**WHAT TO DO**
For the listing below, give the number of lines in which "icon" occurs. Add nothing.
────────────────────
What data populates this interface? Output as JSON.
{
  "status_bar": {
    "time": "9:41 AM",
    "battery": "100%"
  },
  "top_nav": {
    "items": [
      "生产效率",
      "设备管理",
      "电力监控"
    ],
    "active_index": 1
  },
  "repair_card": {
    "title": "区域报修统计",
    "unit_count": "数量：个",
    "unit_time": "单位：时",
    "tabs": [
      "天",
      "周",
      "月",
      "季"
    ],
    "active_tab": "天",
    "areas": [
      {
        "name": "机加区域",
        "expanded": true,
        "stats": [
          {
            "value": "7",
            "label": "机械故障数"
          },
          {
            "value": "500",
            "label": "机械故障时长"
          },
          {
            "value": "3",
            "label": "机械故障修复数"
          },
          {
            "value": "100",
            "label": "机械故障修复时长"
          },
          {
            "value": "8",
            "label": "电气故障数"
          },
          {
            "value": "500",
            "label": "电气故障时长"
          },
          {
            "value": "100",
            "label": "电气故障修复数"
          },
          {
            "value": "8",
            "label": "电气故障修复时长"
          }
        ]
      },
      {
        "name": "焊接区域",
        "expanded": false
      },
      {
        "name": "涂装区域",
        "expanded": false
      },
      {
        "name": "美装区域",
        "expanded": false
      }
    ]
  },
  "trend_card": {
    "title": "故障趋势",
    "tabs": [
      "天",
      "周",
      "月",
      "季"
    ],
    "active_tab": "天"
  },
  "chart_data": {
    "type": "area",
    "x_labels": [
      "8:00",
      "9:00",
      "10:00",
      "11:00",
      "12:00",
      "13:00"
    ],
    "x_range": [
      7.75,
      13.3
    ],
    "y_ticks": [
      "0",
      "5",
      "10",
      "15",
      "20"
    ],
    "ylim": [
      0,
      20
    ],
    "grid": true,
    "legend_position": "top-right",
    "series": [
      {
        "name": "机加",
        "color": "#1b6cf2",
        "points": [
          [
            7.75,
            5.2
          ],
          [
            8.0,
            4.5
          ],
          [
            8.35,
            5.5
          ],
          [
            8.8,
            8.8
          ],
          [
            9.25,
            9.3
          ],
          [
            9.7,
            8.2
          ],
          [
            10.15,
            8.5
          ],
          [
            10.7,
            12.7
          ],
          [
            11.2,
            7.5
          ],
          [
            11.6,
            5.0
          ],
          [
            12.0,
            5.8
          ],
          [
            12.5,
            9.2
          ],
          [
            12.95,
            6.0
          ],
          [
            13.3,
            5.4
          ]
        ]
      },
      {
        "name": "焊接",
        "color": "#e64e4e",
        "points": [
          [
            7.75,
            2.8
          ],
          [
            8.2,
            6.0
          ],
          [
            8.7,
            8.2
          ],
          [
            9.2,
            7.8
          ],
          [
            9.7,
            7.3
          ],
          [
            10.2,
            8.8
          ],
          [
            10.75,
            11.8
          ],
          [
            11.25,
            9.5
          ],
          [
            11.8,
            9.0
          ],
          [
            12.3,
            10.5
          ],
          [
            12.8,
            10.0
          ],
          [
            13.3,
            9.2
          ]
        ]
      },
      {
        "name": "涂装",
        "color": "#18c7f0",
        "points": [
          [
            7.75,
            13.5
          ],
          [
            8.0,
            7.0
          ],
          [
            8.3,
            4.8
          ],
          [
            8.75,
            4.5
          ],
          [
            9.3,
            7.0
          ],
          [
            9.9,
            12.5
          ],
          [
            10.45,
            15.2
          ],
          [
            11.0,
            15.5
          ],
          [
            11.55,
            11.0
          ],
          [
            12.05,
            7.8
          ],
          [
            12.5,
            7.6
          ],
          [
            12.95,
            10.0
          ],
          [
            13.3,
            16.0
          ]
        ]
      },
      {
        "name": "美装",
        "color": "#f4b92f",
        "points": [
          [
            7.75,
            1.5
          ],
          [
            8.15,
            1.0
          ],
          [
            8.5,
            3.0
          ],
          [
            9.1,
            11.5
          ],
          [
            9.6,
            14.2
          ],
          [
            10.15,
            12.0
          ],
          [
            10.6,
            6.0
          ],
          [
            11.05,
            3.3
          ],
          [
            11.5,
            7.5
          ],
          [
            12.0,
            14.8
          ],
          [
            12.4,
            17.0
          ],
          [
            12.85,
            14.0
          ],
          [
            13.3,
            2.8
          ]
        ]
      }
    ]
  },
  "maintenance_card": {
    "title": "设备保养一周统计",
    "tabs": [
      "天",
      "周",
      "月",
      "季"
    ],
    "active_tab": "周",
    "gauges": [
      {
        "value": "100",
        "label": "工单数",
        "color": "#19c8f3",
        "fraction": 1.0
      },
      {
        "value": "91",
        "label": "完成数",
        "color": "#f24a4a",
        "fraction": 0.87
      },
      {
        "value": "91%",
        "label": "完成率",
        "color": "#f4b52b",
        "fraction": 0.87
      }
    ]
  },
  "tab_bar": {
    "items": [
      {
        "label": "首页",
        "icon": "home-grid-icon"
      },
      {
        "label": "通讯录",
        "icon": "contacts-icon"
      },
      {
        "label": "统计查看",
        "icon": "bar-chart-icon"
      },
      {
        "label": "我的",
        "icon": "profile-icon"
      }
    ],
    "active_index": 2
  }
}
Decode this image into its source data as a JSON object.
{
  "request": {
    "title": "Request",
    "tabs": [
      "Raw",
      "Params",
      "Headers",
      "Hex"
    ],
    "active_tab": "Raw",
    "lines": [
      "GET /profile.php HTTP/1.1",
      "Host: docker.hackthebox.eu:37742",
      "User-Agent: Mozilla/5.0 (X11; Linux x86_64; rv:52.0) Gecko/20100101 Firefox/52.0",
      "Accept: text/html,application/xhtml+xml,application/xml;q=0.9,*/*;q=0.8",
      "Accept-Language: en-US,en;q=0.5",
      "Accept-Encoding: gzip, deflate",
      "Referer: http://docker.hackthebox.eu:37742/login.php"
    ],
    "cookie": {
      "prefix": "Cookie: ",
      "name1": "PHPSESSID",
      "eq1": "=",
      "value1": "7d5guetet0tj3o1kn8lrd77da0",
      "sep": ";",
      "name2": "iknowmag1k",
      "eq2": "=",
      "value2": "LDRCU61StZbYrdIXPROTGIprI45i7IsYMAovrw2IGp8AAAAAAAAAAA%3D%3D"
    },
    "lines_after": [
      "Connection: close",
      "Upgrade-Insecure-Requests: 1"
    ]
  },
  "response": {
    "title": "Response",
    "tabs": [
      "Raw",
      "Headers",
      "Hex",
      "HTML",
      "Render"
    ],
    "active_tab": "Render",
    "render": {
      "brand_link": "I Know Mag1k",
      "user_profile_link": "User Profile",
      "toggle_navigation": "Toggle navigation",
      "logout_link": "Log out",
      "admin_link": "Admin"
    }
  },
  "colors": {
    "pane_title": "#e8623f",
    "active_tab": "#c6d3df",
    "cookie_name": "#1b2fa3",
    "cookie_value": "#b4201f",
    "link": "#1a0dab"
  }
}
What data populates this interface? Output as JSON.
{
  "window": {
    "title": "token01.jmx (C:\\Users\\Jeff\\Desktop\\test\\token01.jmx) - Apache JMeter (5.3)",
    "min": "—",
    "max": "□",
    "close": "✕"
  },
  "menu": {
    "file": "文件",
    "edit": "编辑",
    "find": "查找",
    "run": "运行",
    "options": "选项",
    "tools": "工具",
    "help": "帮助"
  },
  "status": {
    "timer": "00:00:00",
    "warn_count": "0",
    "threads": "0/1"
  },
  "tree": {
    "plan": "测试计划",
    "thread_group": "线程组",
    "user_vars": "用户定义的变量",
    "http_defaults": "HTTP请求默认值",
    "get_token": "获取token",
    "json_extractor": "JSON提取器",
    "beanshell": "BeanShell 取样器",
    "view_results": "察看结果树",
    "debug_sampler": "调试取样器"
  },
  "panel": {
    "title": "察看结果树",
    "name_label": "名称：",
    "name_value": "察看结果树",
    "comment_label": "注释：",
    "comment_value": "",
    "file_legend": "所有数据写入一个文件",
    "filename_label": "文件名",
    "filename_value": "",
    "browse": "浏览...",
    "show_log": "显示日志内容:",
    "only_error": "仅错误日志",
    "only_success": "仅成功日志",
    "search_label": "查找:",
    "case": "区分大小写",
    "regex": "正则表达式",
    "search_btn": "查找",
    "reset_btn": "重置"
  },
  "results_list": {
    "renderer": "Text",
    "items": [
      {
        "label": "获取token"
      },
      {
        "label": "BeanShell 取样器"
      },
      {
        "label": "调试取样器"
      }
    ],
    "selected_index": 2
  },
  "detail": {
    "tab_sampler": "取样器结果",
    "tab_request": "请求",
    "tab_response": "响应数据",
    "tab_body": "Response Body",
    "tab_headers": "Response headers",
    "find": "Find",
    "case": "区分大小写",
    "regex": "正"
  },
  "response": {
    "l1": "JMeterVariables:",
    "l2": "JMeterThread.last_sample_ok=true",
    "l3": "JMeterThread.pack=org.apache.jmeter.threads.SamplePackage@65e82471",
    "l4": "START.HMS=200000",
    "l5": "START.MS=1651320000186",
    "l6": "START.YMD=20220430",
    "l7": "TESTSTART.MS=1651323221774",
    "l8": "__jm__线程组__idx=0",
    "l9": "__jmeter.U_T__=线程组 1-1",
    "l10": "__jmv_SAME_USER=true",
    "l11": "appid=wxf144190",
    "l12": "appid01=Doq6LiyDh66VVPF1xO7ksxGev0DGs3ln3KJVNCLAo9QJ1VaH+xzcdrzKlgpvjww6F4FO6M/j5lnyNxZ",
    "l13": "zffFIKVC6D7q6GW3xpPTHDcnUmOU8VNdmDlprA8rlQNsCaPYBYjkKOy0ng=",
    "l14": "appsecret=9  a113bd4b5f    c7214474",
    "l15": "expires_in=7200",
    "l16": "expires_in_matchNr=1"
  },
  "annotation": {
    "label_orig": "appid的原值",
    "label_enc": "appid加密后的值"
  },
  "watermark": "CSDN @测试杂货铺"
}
────────────────────
**ANSWER**
4